[Collected data]

* * * * * * * * *

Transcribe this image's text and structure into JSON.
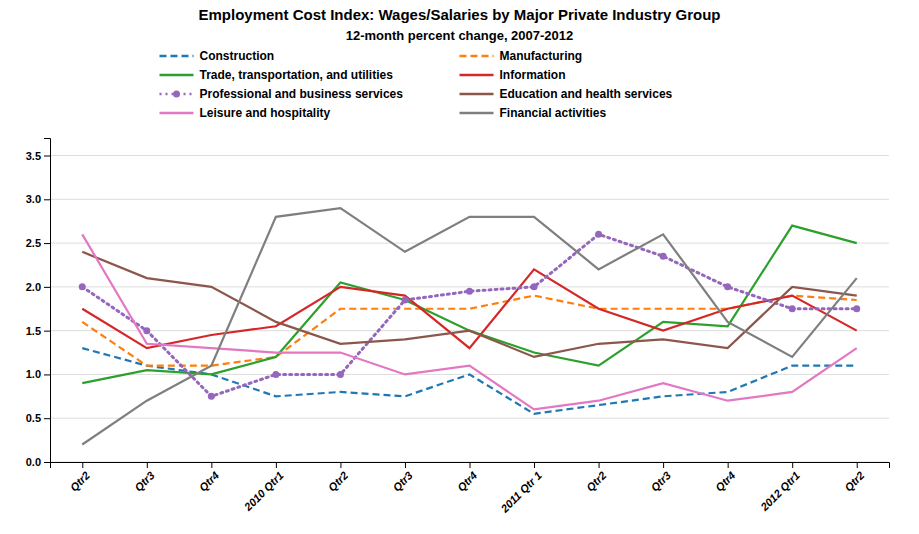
{
  "chart_data": {
    "type": "line",
    "title": "Employment Cost Index:  Wages/Salaries by Major Private Industry Group",
    "subtitle": "12-month percent change, 2007-2012",
    "categories": [
      "Qtr2",
      "Qtr3",
      "Qtr4",
      "2010 Qtr1",
      "Qtr2",
      "Qtr3",
      "Qtr4",
      "2011 Qtr 1",
      "Qtr2",
      "Qtr3",
      "Qtr4",
      "2012 Qtr1",
      "Qtr2"
    ],
    "ylim": [
      0.0,
      3.7
    ],
    "yticks": [
      {
        "value": 0.0,
        "label": "0.0"
      },
      0.5,
      {
        "value": 1.0,
        "label": "1.0"
      },
      1.5,
      {
        "value": 2.0,
        "label": "2.0"
      },
      2.5,
      {
        "value": 3.0,
        "label": "3.0"
      },
      3.5
    ],
    "grid": true,
    "legend": "top",
    "series": [
      {
        "name": "Construction",
        "line_style": "dashed",
        "values": [
          1.3,
          1.1,
          1.0,
          0.75,
          0.8,
          0.75,
          1.0,
          0.55,
          0.65,
          0.75,
          0.8,
          1.1,
          1.1
        ]
      },
      {
        "name": "Manufacturing",
        "line_style": "dashed",
        "values": [
          1.6,
          1.1,
          1.1,
          1.2,
          1.75,
          1.75,
          1.75,
          1.9,
          1.75,
          1.75,
          1.75,
          1.9,
          1.85
        ]
      },
      {
        "name": "Trade, transportation, and utilities",
        "line_style": "solid",
        "values": [
          0.9,
          1.05,
          1.0,
          1.2,
          2.05,
          1.85,
          1.5,
          1.25,
          1.1,
          1.6,
          1.55,
          2.7,
          2.5
        ]
      },
      {
        "name": "Information",
        "line_style": "solid",
        "values": [
          1.75,
          1.3,
          1.45,
          1.55,
          2.0,
          1.9,
          1.3,
          2.2,
          1.75,
          1.5,
          1.75,
          1.9,
          1.5
        ]
      },
      {
        "name": "Professional and business services",
        "line_style": "dotted",
        "marker": "circle",
        "values": [
          2.0,
          1.5,
          0.75,
          1.0,
          1.0,
          1.85,
          1.95,
          2.0,
          2.6,
          2.35,
          2.0,
          1.75,
          1.75
        ]
      },
      {
        "name": "Education and health services",
        "line_style": "solid",
        "values": [
          2.4,
          2.1,
          2.0,
          1.6,
          1.35,
          1.4,
          1.5,
          1.2,
          1.35,
          1.4,
          1.3,
          2.0,
          1.9
        ]
      },
      {
        "name": "Leisure and hospitality",
        "line_style": "solid",
        "values": [
          2.6,
          1.35,
          1.3,
          1.25,
          1.25,
          1.0,
          1.1,
          0.6,
          0.7,
          0.9,
          0.7,
          0.8,
          1.3
        ]
      },
      {
        "name": "Financial activities",
        "line_style": "solid",
        "values": [
          0.2,
          0.7,
          1.1,
          2.8,
          2.9,
          2.4,
          2.8,
          2.8,
          2.2,
          2.6,
          1.6,
          1.2,
          2.1
        ]
      }
    ]
  }
}
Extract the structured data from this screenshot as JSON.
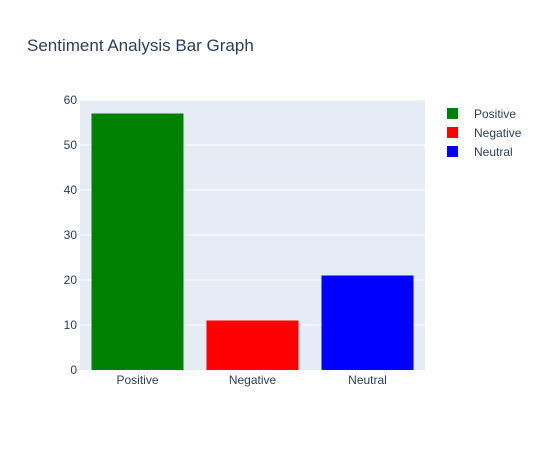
{
  "chart_data": {
    "type": "bar",
    "title": "Sentiment Analysis Bar Graph",
    "xlabel": "",
    "ylabel": "",
    "categories": [
      "Positive",
      "Negative",
      "Neutral"
    ],
    "values": [
      57,
      11,
      21
    ],
    "colors": [
      "#008000",
      "#ff0000",
      "#0000ff"
    ],
    "ylim": [
      0,
      60
    ],
    "yticks": [
      0,
      10,
      20,
      30,
      40,
      50,
      60
    ],
    "grid": true,
    "plot_background": "#e5ecf6",
    "legend": {
      "placement": "top-right",
      "entries": [
        "Positive",
        "Negative",
        "Neutral"
      ]
    }
  }
}
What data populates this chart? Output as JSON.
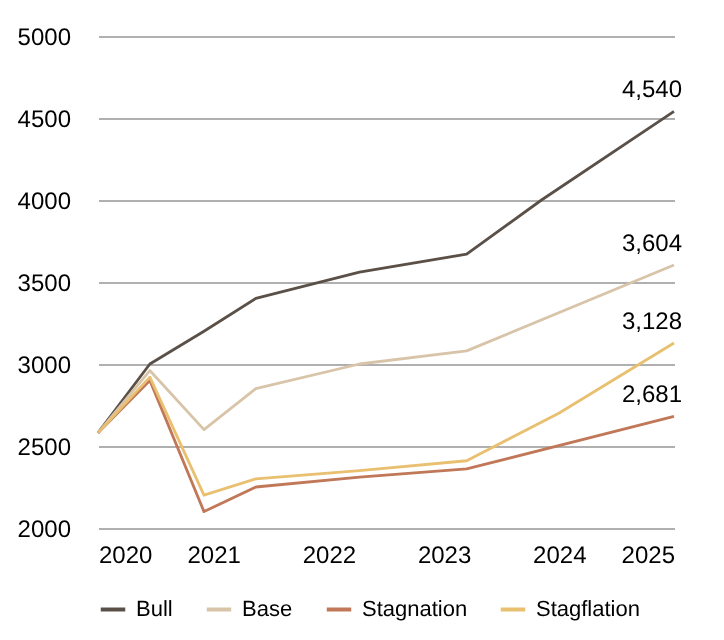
{
  "chart_data": {
    "type": "line",
    "xlim": [
      2020,
      2025
    ],
    "xticks": [
      2020,
      2021,
      2022,
      2023,
      2024,
      2025
    ],
    "ylim": [
      2000,
      5000
    ],
    "yticks": [
      2000,
      2500,
      3000,
      3500,
      4000,
      4500,
      5000
    ],
    "grid": "y",
    "legend": "bottom",
    "line_style": "solid",
    "marker": "none",
    "series": [
      {
        "name": "Bull",
        "color": "#5a5048",
        "x": [
          2020,
          2020.45,
          2020.92,
          2021.37,
          2022.27,
          2023.2,
          2023.85,
          2025
        ],
        "values": [
          2580,
          3000,
          3200,
          3400,
          3560,
          3670,
          4000,
          4540
        ],
        "value_labels": [
          null,
          null,
          null,
          null,
          null,
          null,
          null,
          "4,540"
        ]
      },
      {
        "name": "Base",
        "color": "#d8c4a8",
        "x": [
          2020,
          2020.45,
          2020.92,
          2021.37,
          2022.27,
          2023.2,
          2025
        ],
        "values": [
          2580,
          2960,
          2600,
          2850,
          3000,
          3080,
          3604
        ],
        "value_labels": [
          null,
          null,
          null,
          null,
          null,
          null,
          "3,604"
        ]
      },
      {
        "name": "Stagnation",
        "color": "#c07858",
        "x": [
          2020,
          2020.45,
          2020.92,
          2021.37,
          2022.27,
          2023.2,
          2025
        ],
        "values": [
          2580,
          2900,
          2100,
          2250,
          2310,
          2360,
          2681
        ],
        "value_labels": [
          null,
          null,
          null,
          null,
          null,
          null,
          "2,681"
        ]
      },
      {
        "name": "Stagflation",
        "color": "#e8c070",
        "x": [
          2020,
          2020.45,
          2020.92,
          2021.37,
          2022.27,
          2023.2,
          2024.0,
          2025
        ],
        "values": [
          2580,
          2920,
          2200,
          2300,
          2350,
          2410,
          2700,
          3128
        ],
        "value_labels": [
          null,
          null,
          null,
          null,
          null,
          null,
          null,
          "3,128"
        ]
      }
    ]
  }
}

* * * * * * * * *

→ The exercise: Reproduce all entries exactly. Pictures do not belong in the copy.

→ Output for this task:
Transcribe this image's text and structure into JSON.
{
  "chart_data": {
    "type": "line",
    "title": "Employment Cost Index:  Wages/Salaries by Major Private Industry Group",
    "subtitle": "12-month percent change, 2007-2012",
    "categories": [
      "Qtr2",
      "Qtr3",
      "Qtr4",
      "2010 Qtr1",
      "Qtr2",
      "Qtr3",
      "Qtr4",
      "2011 Qtr 1",
      "Qtr2",
      "Qtr3",
      "Qtr4",
      "2012 Qtr1",
      "Qtr2"
    ],
    "ylim": [
      0.0,
      3.7
    ],
    "yticks": [
      {
        "value": 0.0,
        "label": "0.0"
      },
      0.5,
      {
        "value": 1.0,
        "label": "1.0"
      },
      1.5,
      {
        "value": 2.0,
        "label": "2.0"
      },
      2.5,
      {
        "value": 3.0,
        "label": "3.0"
      },
      3.5
    ],
    "grid": true,
    "legend": "top",
    "series": [
      {
        "name": "Construction",
        "line_style": "dashed",
        "values": [
          1.3,
          1.1,
          1.0,
          0.75,
          0.8,
          0.75,
          1.0,
          0.55,
          0.65,
          0.75,
          0.8,
          1.1,
          1.1
        ]
      },
      {
        "name": "Manufacturing",
        "line_style": "dashed",
        "values": [
          1.6,
          1.1,
          1.1,
          1.2,
          1.75,
          1.75,
          1.75,
          1.9,
          1.75,
          1.75,
          1.75,
          1.9,
          1.85
        ]
      },
      {
        "name": "Trade, transportation, and utilities",
        "line_style": "solid",
        "values": [
          0.9,
          1.05,
          1.0,
          1.2,
          2.05,
          1.85,
          1.5,
          1.25,
          1.1,
          1.6,
          1.55,
          2.7,
          2.5
        ]
      },
      {
        "name": "Information",
        "line_style": "solid",
        "values": [
          1.75,
          1.3,
          1.45,
          1.55,
          2.0,
          1.9,
          1.3,
          2.2,
          1.75,
          1.5,
          1.75,
          1.9,
          1.5
        ]
      },
      {
        "name": "Professional and business services",
        "line_style": "dotted",
        "marker": "circle",
        "values": [
          2.0,
          1.5,
          0.75,
          1.0,
          1.0,
          1.85,
          1.95,
          2.0,
          2.6,
          2.35,
          2.0,
          1.75,
          1.75
        ]
      },
      {
        "name": "Education and health services",
        "line_style": "solid",
        "values": [
          2.4,
          2.1,
          2.0,
          1.6,
          1.35,
          1.4,
          1.5,
          1.2,
          1.35,
          1.4,
          1.3,
          2.0,
          1.9
        ]
      },
      {
        "name": "Leisure and hospitality",
        "line_style": "solid",
        "values": [
          2.6,
          1.35,
          1.3,
          1.25,
          1.25,
          1.0,
          1.1,
          0.6,
          0.7,
          0.9,
          0.7,
          0.8,
          1.3
        ]
      },
      {
        "name": "Financial activities",
        "line_style": "solid",
        "values": [
          0.2,
          0.7,
          1.1,
          2.8,
          2.9,
          2.4,
          2.8,
          2.8,
          2.2,
          2.6,
          1.6,
          1.2,
          2.1
        ]
      }
    ]
  }
}
Extract the structured data from this screenshot as JSON.
{
  "chart_data": {
    "type": "bar",
    "title": "Sentiment Analysis Bar Graph",
    "xlabel": "",
    "ylabel": "",
    "categories": [
      "Positive",
      "Negative",
      "Neutral"
    ],
    "values": [
      57,
      11,
      21
    ],
    "colors": [
      "#008000",
      "#ff0000",
      "#0000ff"
    ],
    "ylim": [
      0,
      60
    ],
    "yticks": [
      0,
      10,
      20,
      30,
      40,
      50,
      60
    ],
    "grid": true,
    "plot_background": "#e5ecf6",
    "legend": {
      "placement": "top-right",
      "entries": [
        "Positive",
        "Negative",
        "Neutral"
      ]
    }
  }
}
What data populates this chart? Output as JSON.
{
  "chart_data": {
    "type": "line",
    "xlim": [
      2020,
      2025
    ],
    "xticks": [
      2020,
      2021,
      2022,
      2023,
      2024,
      2025
    ],
    "ylim": [
      2000,
      5000
    ],
    "yticks": [
      2000,
      2500,
      3000,
      3500,
      4000,
      4500,
      5000
    ],
    "grid": "y",
    "legend": "bottom",
    "line_style": "solid",
    "marker": "none",
    "series": [
      {
        "name": "Bull",
        "color": "#5a5048",
        "x": [
          2020,
          2020.45,
          2020.92,
          2021.37,
          2022.27,
          2023.2,
          2023.85,
          2025
        ],
        "values": [
          2580,
          3000,
          3200,
          3400,
          3560,
          3670,
          4000,
          4540
        ],
        "value_labels": [
          null,
          null,
          null,
          null,
          null,
          null,
          null,
          "4,540"
        ]
      },
      {
        "name": "Base",
        "color": "#d8c4a8",
        "x": [
          2020,
          2020.45,
          2020.92,
          2021.37,
          2022.27,
          2023.2,
          2025
        ],
        "values": [
          2580,
          2960,
          2600,
          2850,
          3000,
          3080,
          3604
        ],
        "value_labels": [
          null,
          null,
          null,
          null,
          null,
          null,
          "3,604"
        ]
      },
      {
        "name": "Stagnation",
        "color": "#c07858",
        "x": [
          2020,
          2020.45,
          2020.92,
          2021.37,
          2022.27,
          2023.2,
          2025
        ],
        "values": [
          2580,
          2900,
          2100,
          2250,
          2310,
          2360,
          2681
        ],
        "value_labels": [
          null,
          null,
          null,
          null,
          null,
          null,
          "2,681"
        ]
      },
      {
        "name": "Stagflation",
        "color": "#e8c070",
        "x": [
          2020,
          2020.45,
          2020.92,
          2021.37,
          2022.27,
          2023.2,
          2024.0,
          2025
        ],
        "values": [
          2580,
          2920,
          2200,
          2300,
          2350,
          2410,
          2700,
          3128
        ],
        "value_labels": [
          null,
          null,
          null,
          null,
          null,
          null,
          null,
          "3,128"
        ]
      }
    ]
  }
}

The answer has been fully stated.